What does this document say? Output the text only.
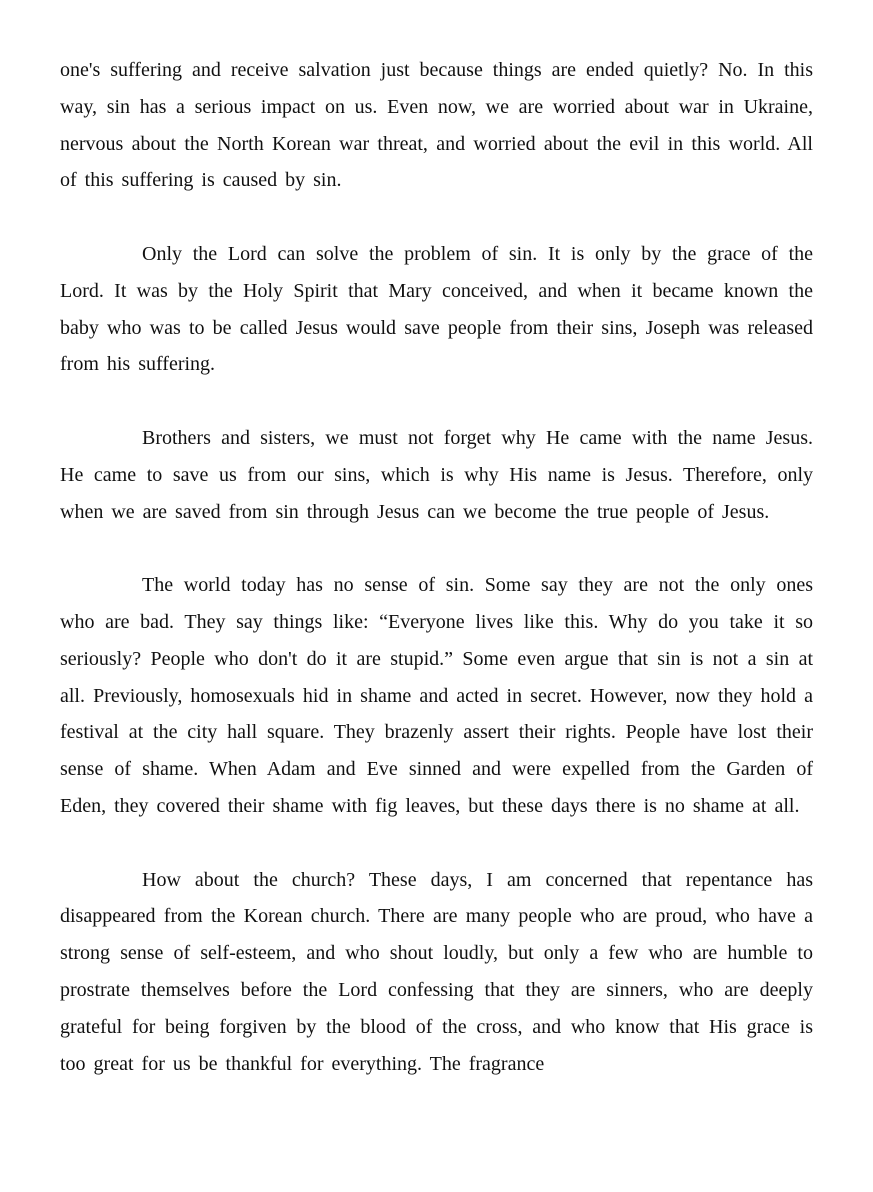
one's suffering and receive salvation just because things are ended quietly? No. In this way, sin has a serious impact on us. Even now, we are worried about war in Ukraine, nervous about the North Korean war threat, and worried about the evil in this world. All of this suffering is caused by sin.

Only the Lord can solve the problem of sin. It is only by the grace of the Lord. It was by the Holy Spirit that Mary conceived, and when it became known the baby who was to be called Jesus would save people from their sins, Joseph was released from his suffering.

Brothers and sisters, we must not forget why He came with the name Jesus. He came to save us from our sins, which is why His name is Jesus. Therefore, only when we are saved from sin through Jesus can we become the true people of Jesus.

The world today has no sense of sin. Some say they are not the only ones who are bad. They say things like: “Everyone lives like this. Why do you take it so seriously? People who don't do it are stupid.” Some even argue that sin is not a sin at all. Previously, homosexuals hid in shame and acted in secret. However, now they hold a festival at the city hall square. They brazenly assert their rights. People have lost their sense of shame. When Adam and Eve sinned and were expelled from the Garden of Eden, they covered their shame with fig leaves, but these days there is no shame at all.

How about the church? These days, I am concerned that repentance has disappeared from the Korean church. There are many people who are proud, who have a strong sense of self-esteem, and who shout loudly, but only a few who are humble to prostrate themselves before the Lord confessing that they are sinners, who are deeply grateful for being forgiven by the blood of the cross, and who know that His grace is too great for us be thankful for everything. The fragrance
* * * * *
**Problem:**
Exclude the pictures and repeat every other part of the records word for word.

**Reply to the task:**
What does this document say? Output the text only.
one's suffering and receive salvation just because things are ended quietly? No. In this way, sin has a serious impact on us. Even now, we are worried about war in Ukraine, nervous about the North Korean war threat, and worried about the evil in this world. All of this suffering is caused by sin.

Only the Lord can solve the problem of sin. It is only by the grace of the Lord. It was by the Holy Spirit that Mary conceived, and when it became known the baby who was to be called Jesus would save people from their sins, Joseph was released from his suffering.

Brothers and sisters, we must not forget why He came with the name Jesus. He came to save us from our sins, which is why His name is Jesus. Therefore, only when we are saved from sin through Jesus can we become the true people of Jesus.

The world today has no sense of sin. Some say they are not the only ones who are bad. They say things like: “Everyone lives like this. Why do you take it so seriously? People who don't do it are stupid.” Some even argue that sin is not a sin at all. Previously, homosexuals hid in shame and acted in secret. However, now they hold a festival at the city hall square. They brazenly assert their rights. People have lost their sense of shame. When Adam and Eve sinned and were expelled from the Garden of Eden, they covered their shame with fig leaves, but these days there is no shame at all.

How about the church? These days, I am concerned that repentance has disappeared from the Korean church. There are many people who are proud, who have a strong sense of self-esteem, and who shout loudly, but only a few who are humble to prostrate themselves before the Lord confessing that they are sinners, who are deeply grateful for being forgiven by the blood of the cross, and who know that His grace is too great for us be thankful for everything. The fragrance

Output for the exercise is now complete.